### SELECTED PASSAGE ###

A few weeks ago, I blogged about Data as a Service – “DaaS”– what it is, pitfalls and why it is valuable. Today I’m following that up with strategies and techniques for getting it right.
My summary from the previous blog post
I defined DaaS as an architectural pattern where your most valuable services and data formats are developed first and intended for re-use over the long term. Some parts of the last blog that are good to remember here are the definition and expected value from DaaS.
DaaS is an approach to make data available whenever it is needed, and fits into the larger “SOA” Service-oriented Architecture design pattern. DaaS is an approach, within SOA, that values, shares and focuses on data.
On to the main point of this follow-upblog: What are some things you can do to have a successful Data as a Service implementation that includes a set of harmonized, high-value, durable data services?
A key to success is to have the right team roles and focus. As a mentor from my early years pointed out, “every organization is destined to build their org chart into all their software systems.” For DaaS, this means that if you don’t define data service modeling as a separate role you won’t get Data Services as a high-quality deliverable.
Rather than have your System Architects and Designers have some notion of re-use and data services built into their day jobs, empower a separate group of Data Service Architects to models data formats and services, with an eye toward what will provide lasting value for the enterprise.
Wire formats are the data structures that integrate systems across your enterprise. They are usually XML messages that travel as REST or SOAP messages, but lately also include JSON and RDF payloads sent as REST messages.
Don’t build a comprehensive, relational model up front, in 3rd normal form. These models are complex, tightly coupled to a relational database, resistant to change and offer no abstraction as they are a physical model. Instead, focus on the payloads in data services. Big modeling up front is typical of an enterprise data modeling approach, which is slow to yield benefits and prone to failure.
Another way to think of it is that every wire format is a de-facto “Interface Control Document” (ICD) that specifies the contract between data providers and consumers, enabling stability as both systems evolve.
Where possible, align your internal Data Service formats with industry and global standards such as Dublin Core, HL7, DocBook, NEIM, DDMS, and the like. These standards are compiled by working groups or companies who have done a lot of hard-fought data modeling for you. It will also be easier to transform your data into standard formats for integration with other systems or internal components if your formats are at least close to existing standard formats. Note that this does not mean building a full implementation of a complex standard, since many of your Data Services will only use a small subset of a larger standard.
Just as data formats and access patterns should be uniform, so should the ways you expose and query metadata (what is available, what formats exist, sources) and RDF (semantic data and relationships about your data). There’s a lot to talk about around metadata and RDF that won’t fit in this blog post, though.
Don’t allow services to be exposed without security. Ultimately, that would be an obstacle to data sharing within your enterprise, complicate and weaken your enterprise security posture, and slow down applications at runtime by forcing the calling applications to all implement and filter data for security.

### PROVIDED MATERIAL ###

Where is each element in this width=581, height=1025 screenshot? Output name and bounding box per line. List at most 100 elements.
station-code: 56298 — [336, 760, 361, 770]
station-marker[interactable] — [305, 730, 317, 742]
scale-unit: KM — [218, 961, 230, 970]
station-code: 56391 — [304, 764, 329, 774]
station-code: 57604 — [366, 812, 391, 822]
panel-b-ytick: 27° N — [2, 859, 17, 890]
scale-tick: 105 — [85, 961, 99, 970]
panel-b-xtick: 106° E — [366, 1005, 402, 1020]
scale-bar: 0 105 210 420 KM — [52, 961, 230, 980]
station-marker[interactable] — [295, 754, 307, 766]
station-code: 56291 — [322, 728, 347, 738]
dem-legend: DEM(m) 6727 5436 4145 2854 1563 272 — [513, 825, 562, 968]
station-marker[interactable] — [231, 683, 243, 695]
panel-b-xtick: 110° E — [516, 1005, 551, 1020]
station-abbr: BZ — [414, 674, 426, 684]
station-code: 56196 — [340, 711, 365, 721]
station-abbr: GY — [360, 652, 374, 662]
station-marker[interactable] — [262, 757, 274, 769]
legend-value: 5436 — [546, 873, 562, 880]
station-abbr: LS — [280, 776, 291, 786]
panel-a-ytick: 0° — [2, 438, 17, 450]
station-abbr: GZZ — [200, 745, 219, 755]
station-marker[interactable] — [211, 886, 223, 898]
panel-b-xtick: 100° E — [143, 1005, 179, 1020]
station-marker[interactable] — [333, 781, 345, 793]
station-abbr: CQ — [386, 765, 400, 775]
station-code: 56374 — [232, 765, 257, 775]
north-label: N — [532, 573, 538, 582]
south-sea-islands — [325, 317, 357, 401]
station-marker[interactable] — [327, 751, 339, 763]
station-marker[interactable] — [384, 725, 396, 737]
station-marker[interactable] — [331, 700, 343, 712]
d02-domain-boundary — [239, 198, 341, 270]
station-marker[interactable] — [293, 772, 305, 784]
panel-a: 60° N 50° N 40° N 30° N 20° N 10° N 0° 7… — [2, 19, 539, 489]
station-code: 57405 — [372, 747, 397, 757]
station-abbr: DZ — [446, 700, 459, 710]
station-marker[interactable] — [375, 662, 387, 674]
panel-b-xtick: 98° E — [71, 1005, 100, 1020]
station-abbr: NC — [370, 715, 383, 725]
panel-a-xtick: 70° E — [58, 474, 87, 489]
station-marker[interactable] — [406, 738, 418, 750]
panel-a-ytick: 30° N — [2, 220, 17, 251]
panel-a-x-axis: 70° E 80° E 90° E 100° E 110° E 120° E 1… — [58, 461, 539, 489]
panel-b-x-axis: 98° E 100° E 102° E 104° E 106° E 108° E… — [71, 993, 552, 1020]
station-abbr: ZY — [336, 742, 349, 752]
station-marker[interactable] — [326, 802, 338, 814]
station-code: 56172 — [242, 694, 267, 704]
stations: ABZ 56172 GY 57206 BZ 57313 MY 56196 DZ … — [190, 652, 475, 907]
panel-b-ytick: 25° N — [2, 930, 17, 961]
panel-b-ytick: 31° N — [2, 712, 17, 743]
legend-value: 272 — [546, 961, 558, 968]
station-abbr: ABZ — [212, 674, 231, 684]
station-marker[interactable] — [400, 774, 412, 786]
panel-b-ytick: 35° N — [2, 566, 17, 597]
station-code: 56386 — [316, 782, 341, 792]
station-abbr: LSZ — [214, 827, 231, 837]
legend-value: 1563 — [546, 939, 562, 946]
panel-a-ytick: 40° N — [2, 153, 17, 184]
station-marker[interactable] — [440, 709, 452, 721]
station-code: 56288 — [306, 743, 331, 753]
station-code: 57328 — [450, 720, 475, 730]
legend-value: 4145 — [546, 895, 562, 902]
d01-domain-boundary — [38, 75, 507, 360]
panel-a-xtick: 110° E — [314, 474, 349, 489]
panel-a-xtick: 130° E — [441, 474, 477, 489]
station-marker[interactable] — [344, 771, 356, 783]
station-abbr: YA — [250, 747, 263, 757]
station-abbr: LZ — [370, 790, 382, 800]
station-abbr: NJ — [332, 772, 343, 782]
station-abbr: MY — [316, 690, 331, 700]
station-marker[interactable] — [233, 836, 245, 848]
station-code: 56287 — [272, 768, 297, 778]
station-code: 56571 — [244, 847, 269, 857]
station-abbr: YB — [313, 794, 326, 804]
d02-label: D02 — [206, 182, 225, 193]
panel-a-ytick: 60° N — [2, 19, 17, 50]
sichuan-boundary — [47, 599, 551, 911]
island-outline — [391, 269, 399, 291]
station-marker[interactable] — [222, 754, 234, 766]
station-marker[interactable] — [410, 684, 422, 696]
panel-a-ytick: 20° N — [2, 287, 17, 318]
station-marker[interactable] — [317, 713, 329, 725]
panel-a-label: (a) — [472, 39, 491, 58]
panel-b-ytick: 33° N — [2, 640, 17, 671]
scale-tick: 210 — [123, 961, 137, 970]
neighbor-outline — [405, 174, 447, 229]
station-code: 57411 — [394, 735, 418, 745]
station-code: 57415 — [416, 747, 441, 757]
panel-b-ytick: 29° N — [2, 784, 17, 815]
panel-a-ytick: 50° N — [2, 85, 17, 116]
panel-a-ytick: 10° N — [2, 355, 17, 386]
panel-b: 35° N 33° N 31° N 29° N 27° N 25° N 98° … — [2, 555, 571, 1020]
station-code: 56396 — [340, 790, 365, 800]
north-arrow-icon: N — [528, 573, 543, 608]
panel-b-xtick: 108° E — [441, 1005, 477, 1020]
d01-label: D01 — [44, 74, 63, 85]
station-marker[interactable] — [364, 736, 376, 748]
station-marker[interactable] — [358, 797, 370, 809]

###

▶ _TASKS_:
- A) Copy word for word the part of the Data as a Service post above that begins at the words "Wire formats are" and ends after "both systems evolve.".
- B) In the Data as a Service post, who should be given the job of modeling data formats and services?

▶ _TASK-BY-TASK RESULTS_:
- A)
Wire formats are the data structures that integrate systems across your enterprise. They are usually XML messages that travel as REST or SOAP messages, but lately also include JSON and RDF payloads sent as REST messages.
Don’t build a comprehensive, relational model up front, in 3rd normal form. These models are complex, tightly coupled to a relational database, resistant to change and offer no abstraction as they are a physical model. Instead, focus on the payloads in data services. Big modeling up front is typical of an enterprise data modeling approach, which is slow to yield benefits and prone to failure.
Another way to think of it is that every wire format is a de-facto “Interface Control Document” (ICD) that specifies the contract between data providers and consumers, enabling stability as both systems evolve.

- B) A separate group of Data Service Architects.